### Set exercise
Work out the number of lines in the listing that include the string "因不同的计量方法". Reply with that number alone.

[Data records]
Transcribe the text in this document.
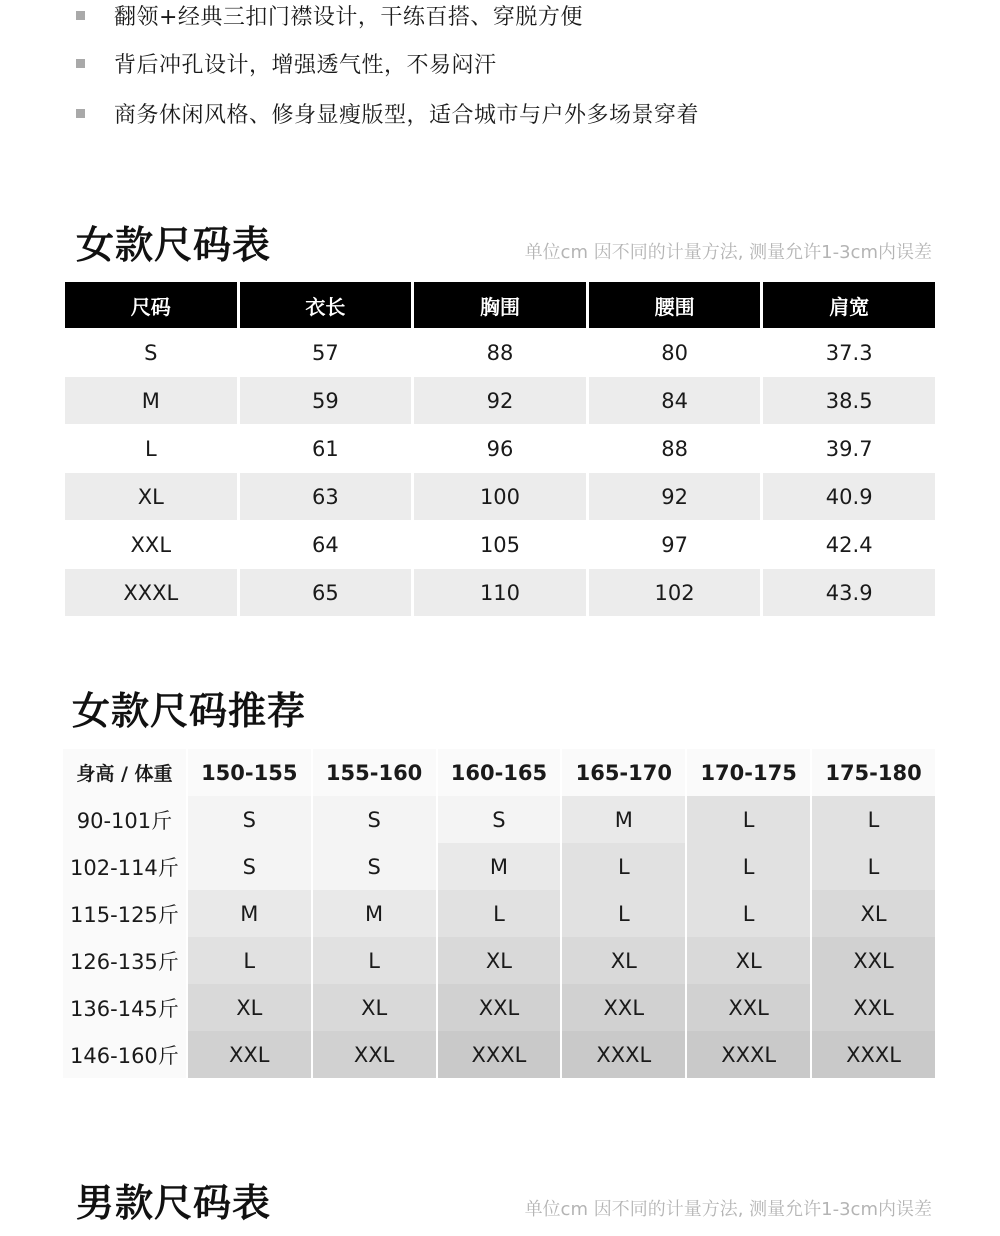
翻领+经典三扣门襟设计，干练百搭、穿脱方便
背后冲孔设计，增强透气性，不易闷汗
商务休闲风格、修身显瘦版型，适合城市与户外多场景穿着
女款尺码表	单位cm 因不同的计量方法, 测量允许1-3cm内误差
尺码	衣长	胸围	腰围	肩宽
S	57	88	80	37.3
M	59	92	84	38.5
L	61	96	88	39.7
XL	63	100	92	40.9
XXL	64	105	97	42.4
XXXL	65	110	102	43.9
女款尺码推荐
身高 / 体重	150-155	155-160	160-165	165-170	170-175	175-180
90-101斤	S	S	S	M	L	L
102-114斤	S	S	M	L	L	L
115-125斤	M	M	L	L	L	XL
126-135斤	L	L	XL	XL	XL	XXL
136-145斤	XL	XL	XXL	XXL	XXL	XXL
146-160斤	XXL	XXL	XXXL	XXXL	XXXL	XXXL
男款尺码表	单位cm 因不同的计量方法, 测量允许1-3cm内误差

### Exercise result
2